■ **MATERIAL FOR THIS TASK**
┄┄┄┄┄┄

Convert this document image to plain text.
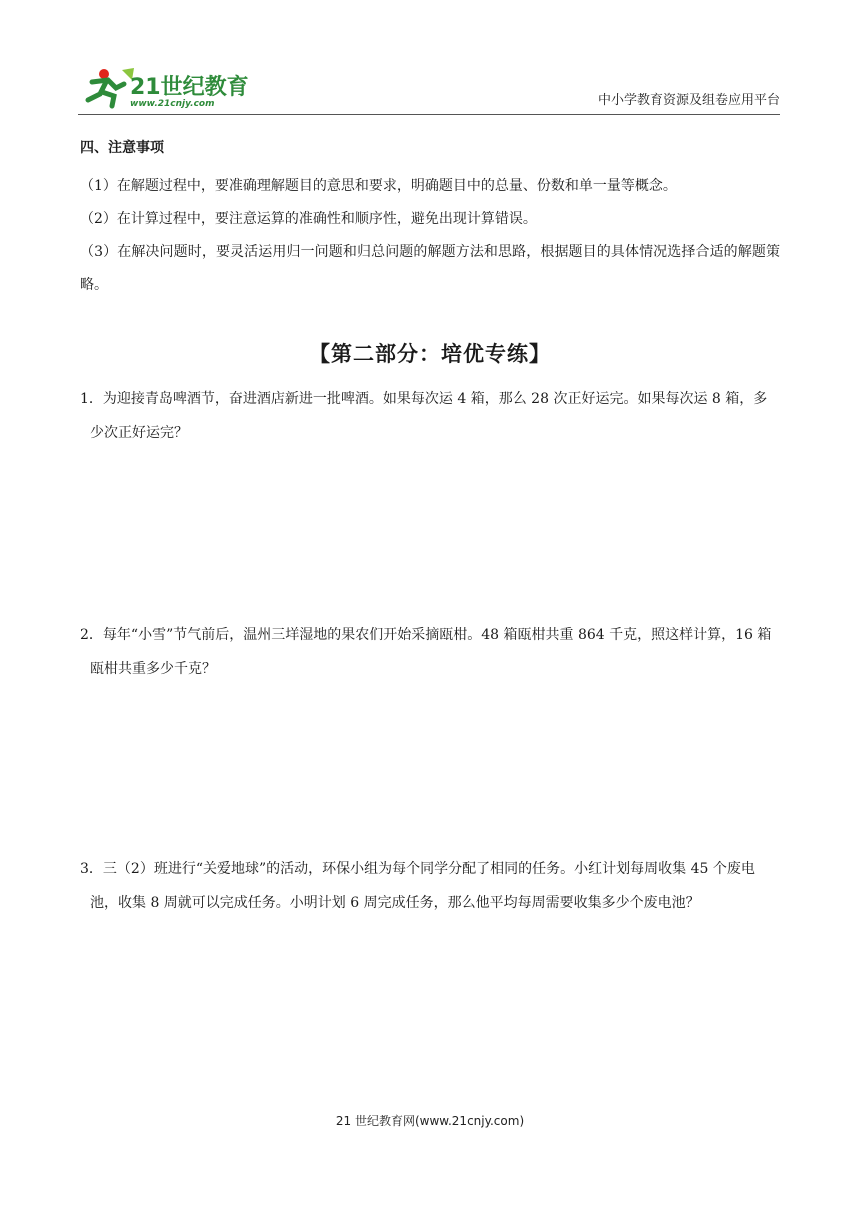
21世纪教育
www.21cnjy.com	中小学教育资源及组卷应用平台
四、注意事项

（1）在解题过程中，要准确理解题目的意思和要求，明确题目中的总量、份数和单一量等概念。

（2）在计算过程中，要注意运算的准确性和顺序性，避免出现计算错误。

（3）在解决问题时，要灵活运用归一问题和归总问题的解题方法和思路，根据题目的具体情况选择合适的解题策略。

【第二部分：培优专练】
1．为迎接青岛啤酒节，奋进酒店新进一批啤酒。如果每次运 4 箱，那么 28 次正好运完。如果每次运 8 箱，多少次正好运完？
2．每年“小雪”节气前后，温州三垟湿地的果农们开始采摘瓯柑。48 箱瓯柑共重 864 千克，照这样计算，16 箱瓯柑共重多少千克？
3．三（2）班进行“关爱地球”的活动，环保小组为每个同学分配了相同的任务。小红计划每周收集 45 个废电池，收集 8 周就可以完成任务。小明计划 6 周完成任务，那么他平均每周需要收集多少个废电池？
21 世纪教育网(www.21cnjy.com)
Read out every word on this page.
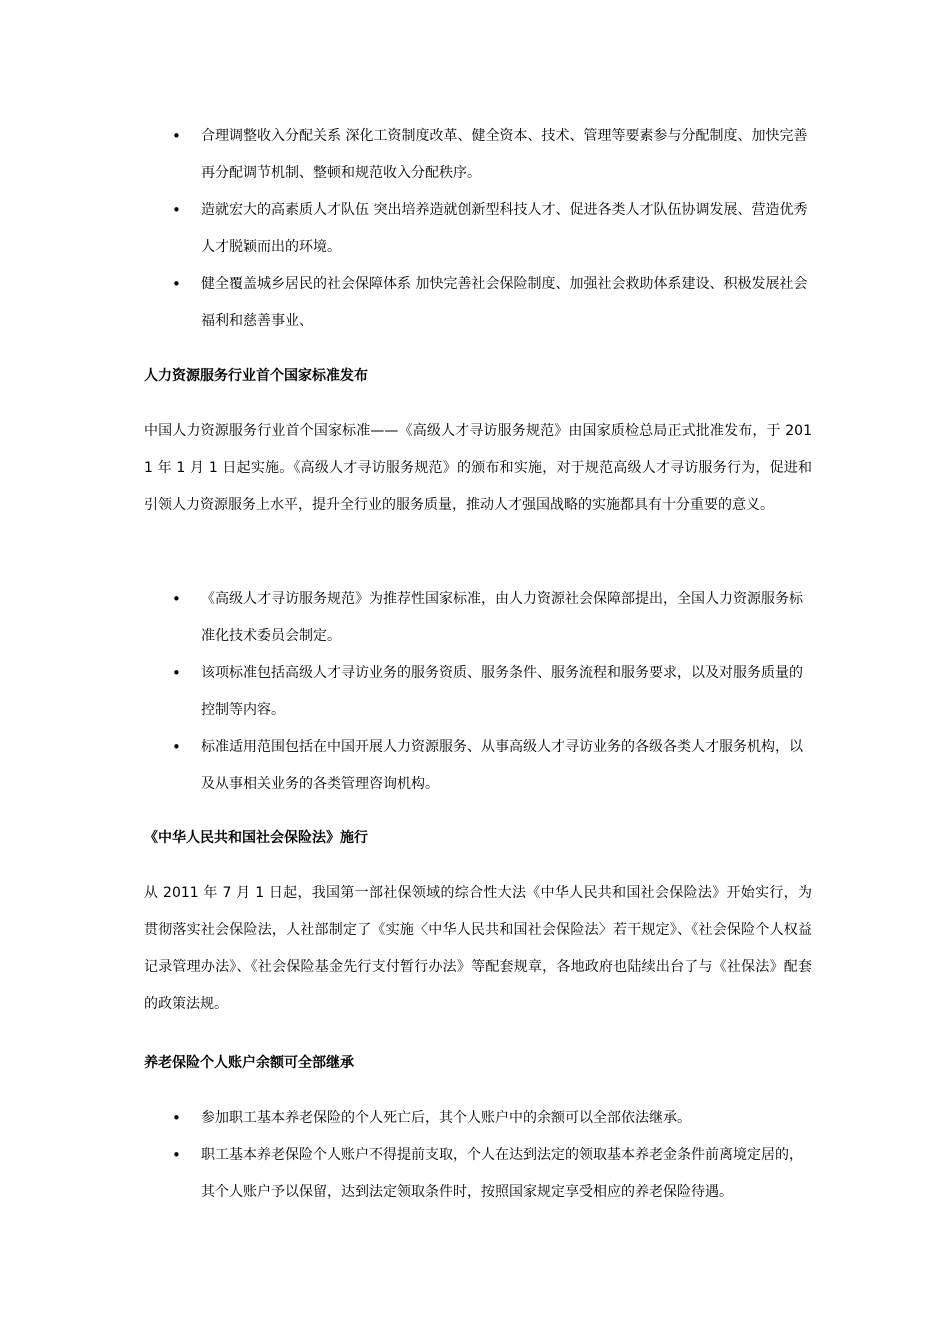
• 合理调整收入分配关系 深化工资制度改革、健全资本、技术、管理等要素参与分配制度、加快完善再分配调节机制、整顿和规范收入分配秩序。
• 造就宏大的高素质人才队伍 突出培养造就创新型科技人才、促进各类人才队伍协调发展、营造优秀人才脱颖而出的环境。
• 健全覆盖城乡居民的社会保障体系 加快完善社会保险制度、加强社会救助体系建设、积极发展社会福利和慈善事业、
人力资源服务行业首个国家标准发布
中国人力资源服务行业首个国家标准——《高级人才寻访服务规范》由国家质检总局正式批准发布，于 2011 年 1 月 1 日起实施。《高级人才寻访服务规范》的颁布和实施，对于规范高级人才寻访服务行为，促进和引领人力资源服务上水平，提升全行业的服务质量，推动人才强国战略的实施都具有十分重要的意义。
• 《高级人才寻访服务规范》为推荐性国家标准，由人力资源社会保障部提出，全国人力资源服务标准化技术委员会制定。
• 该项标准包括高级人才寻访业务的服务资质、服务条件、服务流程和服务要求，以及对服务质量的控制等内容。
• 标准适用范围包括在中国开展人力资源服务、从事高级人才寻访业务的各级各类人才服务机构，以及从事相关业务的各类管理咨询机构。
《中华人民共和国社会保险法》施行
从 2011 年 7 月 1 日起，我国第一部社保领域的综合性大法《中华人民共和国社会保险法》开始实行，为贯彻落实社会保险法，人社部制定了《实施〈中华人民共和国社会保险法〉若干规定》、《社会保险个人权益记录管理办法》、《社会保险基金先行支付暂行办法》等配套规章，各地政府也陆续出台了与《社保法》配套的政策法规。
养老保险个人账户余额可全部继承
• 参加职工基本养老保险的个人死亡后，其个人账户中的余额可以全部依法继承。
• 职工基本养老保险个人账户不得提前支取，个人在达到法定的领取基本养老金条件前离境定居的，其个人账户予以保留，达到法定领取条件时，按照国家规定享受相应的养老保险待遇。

┄┄┄┄┄┄

■ **GIVEN INSTRUCTION**
Write out exactly the lines from the line holding "Read out every word on this page." through the last line of the records above, inclusive, and nothing more. Leave out the pictures.

■ **SOLUTION FOR THIS EXERCISE**
Read out every word on this page.
• 合理调整收入分配关系 深化工资制度改革、健全资本、技术、管理等要素参与分配制度、加快完善再分配调节机制、整顿和规范收入分配秩序。
• 造就宏大的高素质人才队伍 突出培养造就创新型科技人才、促进各类人才队伍协调发展、营造优秀人才脱颖而出的环境。
• 健全覆盖城乡居民的社会保障体系 加快完善社会保险制度、加强社会救助体系建设、积极发展社会福利和慈善事业、
人力资源服务行业首个国家标准发布
中国人力资源服务行业首个国家标准——《高级人才寻访服务规范》由国家质检总局正式批准发布，于 2011 年 1 月 1 日起实施。《高级人才寻访服务规范》的颁布和实施，对于规范高级人才寻访服务行为，促进和引领人力资源服务上水平，提升全行业的服务质量，推动人才强国战略的实施都具有十分重要的意义。
• 《高级人才寻访服务规范》为推荐性国家标准，由人力资源社会保障部提出，全国人力资源服务标准化技术委员会制定。
• 该项标准包括高级人才寻访业务的服务资质、服务条件、服务流程和服务要求，以及对服务质量的控制等内容。
• 标准适用范围包括在中国开展人力资源服务、从事高级人才寻访业务的各级各类人才服务机构，以及从事相关业务的各类管理咨询机构。
《中华人民共和国社会保险法》施行
从 2011 年 7 月 1 日起，我国第一部社保领域的综合性大法《中华人民共和国社会保险法》开始实行，为贯彻落实社会保险法，人社部制定了《实施〈中华人民共和国社会保险法〉若干规定》、《社会保险个人权益记录管理办法》、《社会保险基金先行支付暂行办法》等配套规章，各地政府也陆续出台了与《社保法》配套的政策法规。
养老保险个人账户余额可全部继承
• 参加职工基本养老保险的个人死亡后，其个人账户中的余额可以全部依法继承。
• 职工基本养老保险个人账户不得提前支取，个人在达到法定的领取基本养老金条件前离境定居的，其个人账户予以保留，达到法定领取条件时，按照国家规定享受相应的养老保险待遇。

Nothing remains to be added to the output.